**What is asked**
Below are some entries; can you quote all of them exactly?
=== Data in this exercise ===
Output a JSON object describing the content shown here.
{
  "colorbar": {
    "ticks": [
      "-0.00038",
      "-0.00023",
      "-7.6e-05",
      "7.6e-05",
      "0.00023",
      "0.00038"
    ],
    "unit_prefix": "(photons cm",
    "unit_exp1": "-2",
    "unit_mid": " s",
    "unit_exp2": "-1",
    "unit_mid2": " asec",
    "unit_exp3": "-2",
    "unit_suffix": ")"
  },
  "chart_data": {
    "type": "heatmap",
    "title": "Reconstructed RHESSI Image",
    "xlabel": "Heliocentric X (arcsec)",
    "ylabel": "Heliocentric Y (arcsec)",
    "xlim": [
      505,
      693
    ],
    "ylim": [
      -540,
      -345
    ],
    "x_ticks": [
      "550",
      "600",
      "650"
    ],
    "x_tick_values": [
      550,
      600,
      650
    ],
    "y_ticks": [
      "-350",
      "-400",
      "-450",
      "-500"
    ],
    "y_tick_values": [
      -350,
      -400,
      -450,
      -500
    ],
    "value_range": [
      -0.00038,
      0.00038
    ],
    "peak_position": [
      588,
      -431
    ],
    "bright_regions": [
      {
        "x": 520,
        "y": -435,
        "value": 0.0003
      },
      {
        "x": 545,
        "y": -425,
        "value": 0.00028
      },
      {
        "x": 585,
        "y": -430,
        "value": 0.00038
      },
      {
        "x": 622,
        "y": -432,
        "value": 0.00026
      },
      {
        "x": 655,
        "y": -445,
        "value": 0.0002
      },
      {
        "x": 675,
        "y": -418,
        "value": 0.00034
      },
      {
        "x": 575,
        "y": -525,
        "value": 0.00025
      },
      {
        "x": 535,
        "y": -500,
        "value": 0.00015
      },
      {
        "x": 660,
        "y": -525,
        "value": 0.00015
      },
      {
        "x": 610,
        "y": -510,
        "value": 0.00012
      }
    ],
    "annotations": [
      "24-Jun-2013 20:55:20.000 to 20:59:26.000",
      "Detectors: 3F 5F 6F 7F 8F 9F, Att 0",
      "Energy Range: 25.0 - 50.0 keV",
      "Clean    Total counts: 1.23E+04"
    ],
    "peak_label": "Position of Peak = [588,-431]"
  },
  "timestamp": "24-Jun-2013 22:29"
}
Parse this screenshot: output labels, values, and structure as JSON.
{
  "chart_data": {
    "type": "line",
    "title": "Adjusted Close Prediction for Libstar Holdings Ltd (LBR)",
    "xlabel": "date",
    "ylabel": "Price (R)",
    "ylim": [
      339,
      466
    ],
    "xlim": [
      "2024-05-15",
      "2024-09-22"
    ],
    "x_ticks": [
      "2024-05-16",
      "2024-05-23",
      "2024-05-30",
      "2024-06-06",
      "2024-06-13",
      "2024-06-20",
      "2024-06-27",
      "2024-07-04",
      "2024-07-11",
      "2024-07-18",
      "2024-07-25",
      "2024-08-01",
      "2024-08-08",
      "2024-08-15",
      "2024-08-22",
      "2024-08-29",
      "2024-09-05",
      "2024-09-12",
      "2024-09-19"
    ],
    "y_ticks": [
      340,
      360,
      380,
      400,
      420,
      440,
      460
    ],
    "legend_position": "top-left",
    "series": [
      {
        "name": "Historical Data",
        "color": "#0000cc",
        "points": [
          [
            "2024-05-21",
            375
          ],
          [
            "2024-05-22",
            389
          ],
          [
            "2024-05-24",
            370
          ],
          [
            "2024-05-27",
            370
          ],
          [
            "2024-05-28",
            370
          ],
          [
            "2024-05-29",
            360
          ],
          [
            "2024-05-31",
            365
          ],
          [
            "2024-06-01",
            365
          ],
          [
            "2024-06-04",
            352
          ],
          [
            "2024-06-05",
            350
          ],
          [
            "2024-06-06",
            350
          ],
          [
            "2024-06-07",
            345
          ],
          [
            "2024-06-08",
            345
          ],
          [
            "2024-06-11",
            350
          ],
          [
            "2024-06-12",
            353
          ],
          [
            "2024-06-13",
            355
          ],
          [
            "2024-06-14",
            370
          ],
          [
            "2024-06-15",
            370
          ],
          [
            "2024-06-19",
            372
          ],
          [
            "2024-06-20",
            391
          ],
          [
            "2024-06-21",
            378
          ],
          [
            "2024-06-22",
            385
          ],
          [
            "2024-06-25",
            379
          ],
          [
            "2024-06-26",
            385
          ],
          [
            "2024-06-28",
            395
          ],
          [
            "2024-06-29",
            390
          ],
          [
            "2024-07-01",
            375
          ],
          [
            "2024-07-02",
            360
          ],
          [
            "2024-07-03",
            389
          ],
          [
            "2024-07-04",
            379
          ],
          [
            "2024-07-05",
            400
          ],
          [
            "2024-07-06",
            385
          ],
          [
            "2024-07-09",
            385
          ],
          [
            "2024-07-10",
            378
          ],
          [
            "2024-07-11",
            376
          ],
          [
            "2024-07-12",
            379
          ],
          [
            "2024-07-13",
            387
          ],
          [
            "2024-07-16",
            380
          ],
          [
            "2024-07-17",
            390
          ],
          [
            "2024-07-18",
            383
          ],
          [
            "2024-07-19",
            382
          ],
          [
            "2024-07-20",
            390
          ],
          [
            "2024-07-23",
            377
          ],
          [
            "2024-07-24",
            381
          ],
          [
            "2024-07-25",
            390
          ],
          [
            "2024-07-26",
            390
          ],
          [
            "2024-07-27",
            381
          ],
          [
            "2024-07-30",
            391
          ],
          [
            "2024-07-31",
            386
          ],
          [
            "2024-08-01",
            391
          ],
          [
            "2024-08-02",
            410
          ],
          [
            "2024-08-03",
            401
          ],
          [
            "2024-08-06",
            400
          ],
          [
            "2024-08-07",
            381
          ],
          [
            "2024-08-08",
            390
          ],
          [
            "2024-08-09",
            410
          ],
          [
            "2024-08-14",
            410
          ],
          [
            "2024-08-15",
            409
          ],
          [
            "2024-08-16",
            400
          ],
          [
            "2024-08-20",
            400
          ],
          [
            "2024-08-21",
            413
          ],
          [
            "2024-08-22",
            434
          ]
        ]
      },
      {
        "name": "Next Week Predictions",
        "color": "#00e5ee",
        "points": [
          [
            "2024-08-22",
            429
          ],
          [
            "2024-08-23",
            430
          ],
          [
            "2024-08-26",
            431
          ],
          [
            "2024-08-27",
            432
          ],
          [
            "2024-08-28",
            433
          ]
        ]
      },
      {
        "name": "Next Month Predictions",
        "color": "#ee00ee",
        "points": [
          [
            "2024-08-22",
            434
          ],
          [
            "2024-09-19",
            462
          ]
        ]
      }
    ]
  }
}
===
**Output of the exercise**
Output a JSON object describing the content shown here.
{
  "colorbar": {
    "ticks": [
      "-0.00038",
      "-0.00023",
      "-7.6e-05",
      "7.6e-05",
      "0.00023",
      "0.00038"
    ],
    "unit_prefix": "(photons cm",
    "unit_exp1": "-2",
    "unit_mid": " s",
    "unit_exp2": "-1",
    "unit_mid2": " asec",
    "unit_exp3": "-2",
    "unit_suffix": ")"
  },
  "chart_data": {
    "type": "heatmap",
    "title": "Reconstructed RHESSI Image",
    "xlabel": "Heliocentric X (arcsec)",
    "ylabel": "Heliocentric Y (arcsec)",
    "xlim": [
      505,
      693
    ],
    "ylim": [
      -540,
      -345
    ],
    "x_ticks": [
      "550",
      "600",
      "650"
    ],
    "x_tick_values": [
      550,
      600,
      650
    ],
    "y_ticks": [
      "-350",
      "-400",
      "-450",
      "-500"
    ],
    "y_tick_values": [
      -350,
      -400,
      -450,
      -500
    ],
    "value_range": [
      -0.00038,
      0.00038
    ],
    "peak_position": [
      588,
      -431
    ],
    "bright_regions": [
      {
        "x": 520,
        "y": -435,
        "value": 0.0003
      },
      {
        "x": 545,
        "y": -425,
        "value": 0.00028
      },
      {
        "x": 585,
        "y": -430,
        "value": 0.00038
      },
      {
        "x": 622,
        "y": -432,
        "value": 0.00026
      },
      {
        "x": 655,
        "y": -445,
        "value": 0.0002
      },
      {
        "x": 675,
        "y": -418,
        "value": 0.00034
      },
      {
        "x": 575,
        "y": -525,
        "value": 0.00025
      },
      {
        "x": 535,
        "y": -500,
        "value": 0.00015
      },
      {
        "x": 660,
        "y": -525,
        "value": 0.00015
      },
      {
        "x": 610,
        "y": -510,
        "value": 0.00012
      }
    ],
    "annotations": [
      "24-Jun-2013 20:55:20.000 to 20:59:26.000",
      "Detectors: 3F 5F 6F 7F 8F 9F, Att 0",
      "Energy Range: 25.0 - 50.0 keV",
      "Clean    Total counts: 1.23E+04"
    ],
    "peak_label": "Position of Peak = [588,-431]"
  },
  "timestamp": "24-Jun-2013 22:29"
}
Parse this screenshot: output labels, values, and structure as JSON.
{
  "chart_data": {
    "type": "line",
    "title": "Adjusted Close Prediction for Libstar Holdings Ltd (LBR)",
    "xlabel": "date",
    "ylabel": "Price (R)",
    "ylim": [
      339,
      466
    ],
    "xlim": [
      "2024-05-15",
      "2024-09-22"
    ],
    "x_ticks": [
      "2024-05-16",
      "2024-05-23",
      "2024-05-30",
      "2024-06-06",
      "2024-06-13",
      "2024-06-20",
      "2024-06-27",
      "2024-07-04",
      "2024-07-11",
      "2024-07-18",
      "2024-07-25",
      "2024-08-01",
      "2024-08-08",
      "2024-08-15",
      "2024-08-22",
      "2024-08-29",
      "2024-09-05",
      "2024-09-12",
      "2024-09-19"
    ],
    "y_ticks": [
      340,
      360,
      380,
      400,
      420,
      440,
      460
    ],
    "legend_position": "top-left",
    "series": [
      {
        "name": "Historical Data",
        "color": "#0000cc",
        "points": [
          [
            "2024-05-21",
            375
          ],
          [
            "2024-05-22",
            389
          ],
          [
            "2024-05-24",
            370
          ],
          [
            "2024-05-27",
            370
          ],
          [
            "2024-05-28",
            370
          ],
          [
            "2024-05-29",
            360
          ],
          [
            "2024-05-31",
            365
          ],
          [
            "2024-06-01",
            365
          ],
          [
            "2024-06-04",
            352
          ],
          [
            "2024-06-05",
            350
          ],
          [
            "2024-06-06",
            350
          ],
          [
            "2024-06-07",
            345
          ],
          [
            "2024-06-08",
            345
          ],
          [
            "2024-06-11",
            350
          ],
          [
            "2024-06-12",
            353
          ],
          [
            "2024-06-13",
            355
          ],
          [
            "2024-06-14",
            370
          ],
          [
            "2024-06-15",
            370
          ],
          [
            "2024-06-19",
            372
          ],
          [
            "2024-06-20",
            391
          ],
          [
            "2024-06-21",
            378
          ],
          [
            "2024-06-22",
            385
          ],
          [
            "2024-06-25",
            379
          ],
          [
            "2024-06-26",
            385
          ],
          [
            "2024-06-28",
            395
          ],
          [
            "2024-06-29",
            390
          ],
          [
            "2024-07-01",
            375
          ],
          [
            "2024-07-02",
            360
          ],
          [
            "2024-07-03",
            389
          ],
          [
            "2024-07-04",
            379
          ],
          [
            "2024-07-05",
            400
          ],
          [
            "2024-07-06",
            385
          ],
          [
            "2024-07-09",
            385
          ],
          [
            "2024-07-10",
            378
          ],
          [
            "2024-07-11",
            376
          ],
          [
            "2024-07-12",
            379
          ],
          [
            "2024-07-13",
            387
          ],
          [
            "2024-07-16",
            380
          ],
          [
            "2024-07-17",
            390
          ],
          [
            "2024-07-18",
            383
          ],
          [
            "2024-07-19",
            382
          ],
          [
            "2024-07-20",
            390
          ],
          [
            "2024-07-23",
            377
          ],
          [
            "2024-07-24",
            381
          ],
          [
            "2024-07-25",
            390
          ],
          [
            "2024-07-26",
            390
          ],
          [
            "2024-07-27",
            381
          ],
          [
            "2024-07-30",
            391
          ],
          [
            "2024-07-31",
            386
          ],
          [
            "2024-08-01",
            391
          ],
          [
            "2024-08-02",
            410
          ],
          [
            "2024-08-03",
            401
          ],
          [
            "2024-08-06",
            400
          ],
          [
            "2024-08-07",
            381
          ],
          [
            "2024-08-08",
            390
          ],
          [
            "2024-08-09",
            410
          ],
          [
            "2024-08-14",
            410
          ],
          [
            "2024-08-15",
            409
          ],
          [
            "2024-08-16",
            400
          ],
          [
            "2024-08-20",
            400
          ],
          [
            "2024-08-21",
            413
          ],
          [
            "2024-08-22",
            434
          ]
        ]
      },
      {
        "name": "Next Week Predictions",
        "color": "#00e5ee",
        "points": [
          [
            "2024-08-22",
            429
          ],
          [
            "2024-08-23",
            430
          ],
          [
            "2024-08-26",
            431
          ],
          [
            "2024-08-27",
            432
          ],
          [
            "2024-08-28",
            433
          ]
        ]
      },
      {
        "name": "Next Month Predictions",
        "color": "#ee00ee",
        "points": [
          [
            "2024-08-22",
            434
          ],
          [
            "2024-09-19",
            462
          ]
        ]
      }
    ]
  }
}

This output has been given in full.